- _What you need to do_: Each entry must be reproduced precisely as it stands.

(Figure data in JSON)
==============================

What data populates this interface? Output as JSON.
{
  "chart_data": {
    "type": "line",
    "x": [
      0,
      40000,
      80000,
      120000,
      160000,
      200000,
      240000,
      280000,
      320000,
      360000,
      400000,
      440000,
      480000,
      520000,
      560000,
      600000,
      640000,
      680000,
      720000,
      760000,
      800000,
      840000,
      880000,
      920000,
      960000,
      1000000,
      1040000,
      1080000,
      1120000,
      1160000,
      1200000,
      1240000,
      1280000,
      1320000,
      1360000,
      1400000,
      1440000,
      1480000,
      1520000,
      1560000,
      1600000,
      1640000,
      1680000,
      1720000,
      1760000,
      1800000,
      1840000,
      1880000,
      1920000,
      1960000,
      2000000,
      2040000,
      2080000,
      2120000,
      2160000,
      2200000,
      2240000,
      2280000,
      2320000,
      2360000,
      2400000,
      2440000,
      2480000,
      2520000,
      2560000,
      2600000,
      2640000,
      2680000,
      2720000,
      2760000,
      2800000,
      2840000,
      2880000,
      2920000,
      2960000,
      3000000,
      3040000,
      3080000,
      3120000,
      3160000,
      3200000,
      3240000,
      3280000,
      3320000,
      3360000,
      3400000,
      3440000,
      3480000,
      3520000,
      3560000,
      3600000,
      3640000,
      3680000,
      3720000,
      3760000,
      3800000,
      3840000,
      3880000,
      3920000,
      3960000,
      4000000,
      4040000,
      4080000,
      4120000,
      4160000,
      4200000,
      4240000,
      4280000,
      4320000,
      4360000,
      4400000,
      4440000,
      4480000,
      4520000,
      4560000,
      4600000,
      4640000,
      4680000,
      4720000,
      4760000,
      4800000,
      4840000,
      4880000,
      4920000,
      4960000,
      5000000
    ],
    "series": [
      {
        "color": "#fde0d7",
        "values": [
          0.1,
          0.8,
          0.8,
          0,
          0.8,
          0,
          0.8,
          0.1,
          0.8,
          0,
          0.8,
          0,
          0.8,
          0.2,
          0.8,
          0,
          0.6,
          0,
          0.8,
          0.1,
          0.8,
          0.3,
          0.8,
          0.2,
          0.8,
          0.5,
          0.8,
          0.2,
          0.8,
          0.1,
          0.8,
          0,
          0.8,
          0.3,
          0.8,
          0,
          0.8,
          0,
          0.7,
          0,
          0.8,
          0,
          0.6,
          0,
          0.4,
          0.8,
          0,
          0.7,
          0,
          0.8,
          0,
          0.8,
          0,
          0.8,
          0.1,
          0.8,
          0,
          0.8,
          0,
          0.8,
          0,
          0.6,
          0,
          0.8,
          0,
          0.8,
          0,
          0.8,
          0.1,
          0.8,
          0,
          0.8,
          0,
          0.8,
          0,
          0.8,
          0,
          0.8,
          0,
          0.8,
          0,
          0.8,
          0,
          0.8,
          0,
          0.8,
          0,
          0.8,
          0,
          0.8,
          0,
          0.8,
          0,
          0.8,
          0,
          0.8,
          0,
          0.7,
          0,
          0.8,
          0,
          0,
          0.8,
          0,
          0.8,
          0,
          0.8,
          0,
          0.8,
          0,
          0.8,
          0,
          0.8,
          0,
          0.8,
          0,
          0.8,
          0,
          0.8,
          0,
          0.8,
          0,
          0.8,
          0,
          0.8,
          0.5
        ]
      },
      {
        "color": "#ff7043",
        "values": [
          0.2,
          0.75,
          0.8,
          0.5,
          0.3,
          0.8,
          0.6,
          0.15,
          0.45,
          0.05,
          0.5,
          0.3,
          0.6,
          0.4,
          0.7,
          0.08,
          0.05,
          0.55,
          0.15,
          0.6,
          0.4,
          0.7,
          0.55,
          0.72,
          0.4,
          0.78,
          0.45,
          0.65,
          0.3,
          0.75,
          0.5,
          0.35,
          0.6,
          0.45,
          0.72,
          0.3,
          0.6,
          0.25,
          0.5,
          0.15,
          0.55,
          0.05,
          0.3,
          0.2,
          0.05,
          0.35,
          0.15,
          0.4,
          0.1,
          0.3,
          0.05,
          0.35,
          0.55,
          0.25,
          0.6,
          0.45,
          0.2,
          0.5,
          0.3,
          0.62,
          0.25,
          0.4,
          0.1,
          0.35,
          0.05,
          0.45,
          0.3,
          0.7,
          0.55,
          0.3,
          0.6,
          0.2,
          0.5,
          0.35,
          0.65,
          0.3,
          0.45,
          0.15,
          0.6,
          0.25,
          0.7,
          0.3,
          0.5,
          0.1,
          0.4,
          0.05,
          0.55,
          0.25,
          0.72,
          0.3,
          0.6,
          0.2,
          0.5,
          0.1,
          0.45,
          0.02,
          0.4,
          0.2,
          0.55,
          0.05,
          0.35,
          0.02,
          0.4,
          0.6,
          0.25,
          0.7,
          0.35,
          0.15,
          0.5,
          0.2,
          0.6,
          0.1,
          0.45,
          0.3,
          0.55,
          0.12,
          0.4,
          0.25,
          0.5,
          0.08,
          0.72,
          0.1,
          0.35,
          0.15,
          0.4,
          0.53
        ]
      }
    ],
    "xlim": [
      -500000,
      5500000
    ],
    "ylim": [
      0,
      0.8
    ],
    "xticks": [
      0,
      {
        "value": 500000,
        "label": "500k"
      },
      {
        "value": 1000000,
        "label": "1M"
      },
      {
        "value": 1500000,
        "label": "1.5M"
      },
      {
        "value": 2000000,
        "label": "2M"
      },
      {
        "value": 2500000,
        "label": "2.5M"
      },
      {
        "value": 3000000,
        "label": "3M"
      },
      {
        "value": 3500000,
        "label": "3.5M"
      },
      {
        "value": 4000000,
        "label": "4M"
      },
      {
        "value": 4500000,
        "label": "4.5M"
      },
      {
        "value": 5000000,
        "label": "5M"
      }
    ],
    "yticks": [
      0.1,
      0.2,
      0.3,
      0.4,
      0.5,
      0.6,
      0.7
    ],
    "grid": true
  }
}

==============================

- _Response to the exercise_:
What data populates this interface? Output as JSON.
{
  "chart_data": {
    "type": "line",
    "x": [
      0,
      40000,
      80000,
      120000,
      160000,
      200000,
      240000,
      280000,
      320000,
      360000,
      400000,
      440000,
      480000,
      520000,
      560000,
      600000,
      640000,
      680000,
      720000,
      760000,
      800000,
      840000,
      880000,
      920000,
      960000,
      1000000,
      1040000,
      1080000,
      1120000,
      1160000,
      1200000,
      1240000,
      1280000,
      1320000,
      1360000,
      1400000,
      1440000,
      1480000,
      1520000,
      1560000,
      1600000,
      1640000,
      1680000,
      1720000,
      1760000,
      1800000,
      1840000,
      1880000,
      1920000,
      1960000,
      2000000,
      2040000,
      2080000,
      2120000,
      2160000,
      2200000,
      2240000,
      2280000,
      2320000,
      2360000,
      2400000,
      2440000,
      2480000,
      2520000,
      2560000,
      2600000,
      2640000,
      2680000,
      2720000,
      2760000,
      2800000,
      2840000,
      2880000,
      2920000,
      2960000,
      3000000,
      3040000,
      3080000,
      3120000,
      3160000,
      3200000,
      3240000,
      3280000,
      3320000,
      3360000,
      3400000,
      3440000,
      3480000,
      3520000,
      3560000,
      3600000,
      3640000,
      3680000,
      3720000,
      3760000,
      3800000,
      3840000,
      3880000,
      3920000,
      3960000,
      4000000,
      4040000,
      4080000,
      4120000,
      4160000,
      4200000,
      4240000,
      4280000,
      4320000,
      4360000,
      4400000,
      4440000,
      4480000,
      4520000,
      4560000,
      4600000,
      4640000,
      4680000,
      4720000,
      4760000,
      4800000,
      4840000,
      4880000,
      4920000,
      4960000,
      5000000
    ],
    "series": [
      {
        "color": "#fde0d7",
        "values": [
          0.1,
          0.8,
          0.8,
          0,
          0.8,
          0,
          0.8,
          0.1,
          0.8,
          0,
          0.8,
          0,
          0.8,
          0.2,
          0.8,
          0,
          0.6,
          0,
          0.8,
          0.1,
          0.8,
          0.3,
          0.8,
          0.2,
          0.8,
          0.5,
          0.8,
          0.2,
          0.8,
          0.1,
          0.8,
          0,
          0.8,
          0.3,
          0.8,
          0,
          0.8,
          0,
          0.7,
          0,
          0.8,
          0,
          0.6,
          0,
          0.4,
          0.8,
          0,
          0.7,
          0,
          0.8,
          0,
          0.8,
          0,
          0.8,
          0.1,
          0.8,
          0,
          0.8,
          0,
          0.8,
          0,
          0.6,
          0,
          0.8,
          0,
          0.8,
          0,
          0.8,
          0.1,
          0.8,
          0,
          0.8,
          0,
          0.8,
          0,
          0.8,
          0,
          0.8,
          0,
          0.8,
          0,
          0.8,
          0,
          0.8,
          0,
          0.8,
          0,
          0.8,
          0,
          0.8,
          0,
          0.8,
          0,
          0.8,
          0,
          0.8,
          0,
          0.7,
          0,
          0.8,
          0,
          0,
          0.8,
          0,
          0.8,
          0,
          0.8,
          0,
          0.8,
          0,
          0.8,
          0,
          0.8,
          0,
          0.8,
          0,
          0.8,
          0,
          0.8,
          0,
          0.8,
          0,
          0.8,
          0,
          0.8,
          0.5
        ]
      },
      {
        "color": "#ff7043",
        "values": [
          0.2,
          0.75,
          0.8,
          0.5,
          0.3,
          0.8,
          0.6,
          0.15,
          0.45,
          0.05,
          0.5,
          0.3,
          0.6,
          0.4,
          0.7,
          0.08,
          0.05,
          0.55,
          0.15,
          0.6,
          0.4,
          0.7,
          0.55,
          0.72,
          0.4,
          0.78,
          0.45,
          0.65,
          0.3,
          0.75,
          0.5,
          0.35,
          0.6,
          0.45,
          0.72,
          0.3,
          0.6,
          0.25,
          0.5,
          0.15,
          0.55,
          0.05,
          0.3,
          0.2,
          0.05,
          0.35,
          0.15,
          0.4,
          0.1,
          0.3,
          0.05,
          0.35,
          0.55,
          0.25,
          0.6,
          0.45,
          0.2,
          0.5,
          0.3,
          0.62,
          0.25,
          0.4,
          0.1,
          0.35,
          0.05,
          0.45,
          0.3,
          0.7,
          0.55,
          0.3,
          0.6,
          0.2,
          0.5,
          0.35,
          0.65,
          0.3,
          0.45,
          0.15,
          0.6,
          0.25,
          0.7,
          0.3,
          0.5,
          0.1,
          0.4,
          0.05,
          0.55,
          0.25,
          0.72,
          0.3,
          0.6,
          0.2,
          0.5,
          0.1,
          0.45,
          0.02,
          0.4,
          0.2,
          0.55,
          0.05,
          0.35,
          0.02,
          0.4,
          0.6,
          0.25,
          0.7,
          0.35,
          0.15,
          0.5,
          0.2,
          0.6,
          0.1,
          0.45,
          0.3,
          0.55,
          0.12,
          0.4,
          0.25,
          0.5,
          0.08,
          0.72,
          0.1,
          0.35,
          0.15,
          0.4,
          0.53
        ]
      }
    ],
    "xlim": [
      -500000,
      5500000
    ],
    "ylim": [
      0,
      0.8
    ],
    "xticks": [
      0,
      {
        "value": 500000,
        "label": "500k"
      },
      {
        "value": 1000000,
        "label": "1M"
      },
      {
        "value": 1500000,
        "label": "1.5M"
      },
      {
        "value": 2000000,
        "label": "2M"
      },
      {
        "value": 2500000,
        "label": "2.5M"
      },
      {
        "value": 3000000,
        "label": "3M"
      },
      {
        "value": 3500000,
        "label": "3.5M"
      },
      {
        "value": 4000000,
        "label": "4M"
      },
      {
        "value": 4500000,
        "label": "4.5M"
      },
      {
        "value": 5000000,
        "label": "5M"
      }
    ],
    "yticks": [
      0.1,
      0.2,
      0.3,
      0.4,
      0.5,
      0.6,
      0.7
    ],
    "grid": true
  }
}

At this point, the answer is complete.